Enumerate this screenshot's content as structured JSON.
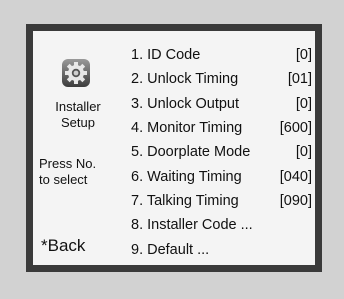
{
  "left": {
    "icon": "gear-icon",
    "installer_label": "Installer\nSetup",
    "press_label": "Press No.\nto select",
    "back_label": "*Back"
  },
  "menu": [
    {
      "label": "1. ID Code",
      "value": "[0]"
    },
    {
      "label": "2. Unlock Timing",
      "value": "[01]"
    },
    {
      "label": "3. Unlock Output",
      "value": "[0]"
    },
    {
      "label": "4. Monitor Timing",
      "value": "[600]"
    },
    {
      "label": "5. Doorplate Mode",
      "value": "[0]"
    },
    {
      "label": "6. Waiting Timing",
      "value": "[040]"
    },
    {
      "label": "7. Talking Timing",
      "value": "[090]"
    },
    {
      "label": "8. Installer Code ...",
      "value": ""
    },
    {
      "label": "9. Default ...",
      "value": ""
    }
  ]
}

**Exercise directions:**
Using the records above, retype everything exactly except the pictures.

**Exercise answer:**
Enumerate this screenshot's content as structured JSON.
{
  "left": {
    "icon": "gear-icon",
    "installer_label": "Installer\nSetup",
    "press_label": "Press No.\nto select",
    "back_label": "*Back"
  },
  "menu": [
    {
      "label": "1. ID Code",
      "value": "[0]"
    },
    {
      "label": "2. Unlock Timing",
      "value": "[01]"
    },
    {
      "label": "3. Unlock Output",
      "value": "[0]"
    },
    {
      "label": "4. Monitor Timing",
      "value": "[600]"
    },
    {
      "label": "5. Doorplate Mode",
      "value": "[0]"
    },
    {
      "label": "6. Waiting Timing",
      "value": "[040]"
    },
    {
      "label": "7. Talking Timing",
      "value": "[090]"
    },
    {
      "label": "8. Installer Code ...",
      "value": ""
    },
    {
      "label": "9. Default ...",
      "value": ""
    }
  ]
}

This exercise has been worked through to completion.